Extracted entries
----

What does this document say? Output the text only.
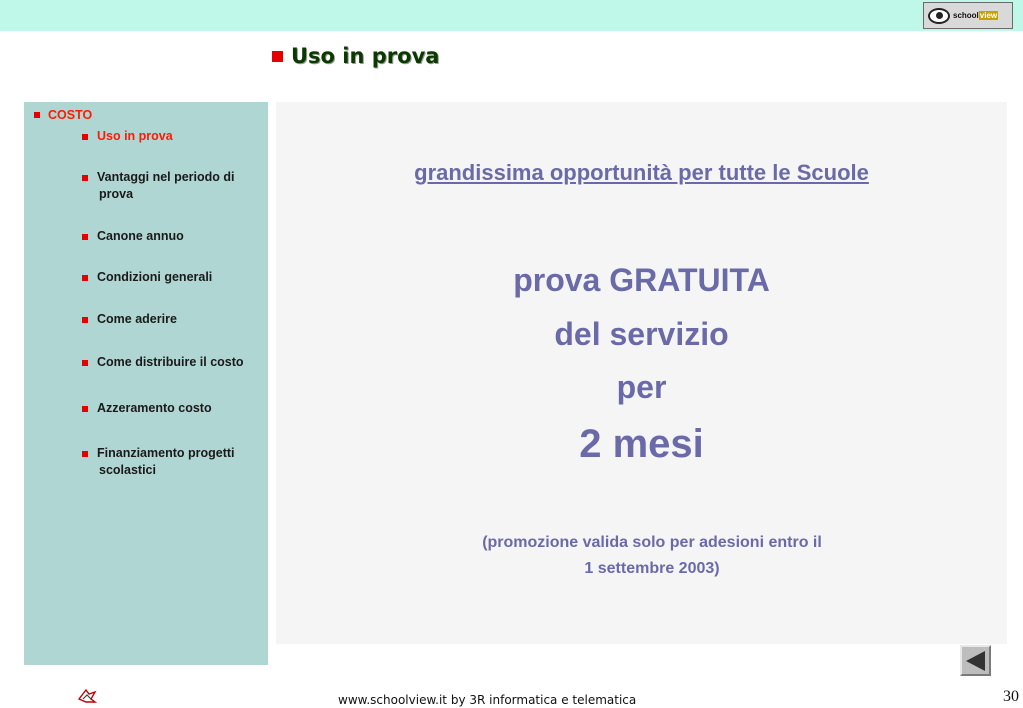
schoolview
Uso in prova
COSTO
Uso in prova
Vantaggi nel periodo di
prova
Canone annuo
Condizioni generali
Come aderire
Come distribuire il costo
Azzeramento costo
Finanziamento progetti
scolastici
grandissima opportunità per tutte le Scuole
prova GRATUITA
del servizio
per
2 mesi
(promozione valida solo per adesioni entro il
1 settembre 2003)
www.schoolview.it by 3R informatica e telematica	30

----

What the exercise asks
Take the entries shown above and quote them verbatim, passing over the pictures.

Answer to the exercise
What does this document say? Output the text only.
schoolview
Uso in prova
COSTO
Uso in prova
Vantaggi nel periodo di
prova
Canone annuo
Condizioni generali
Come aderire
Come distribuire il costo
Azzeramento costo
Finanziamento progetti
scolastici
grandissima opportunità per tutte le Scuole
prova GRATUITA
del servizio
per
2 mesi
(promozione valida solo per adesioni entro il
1 settembre 2003)
www.schoolview.it by 3R informatica e telematica	30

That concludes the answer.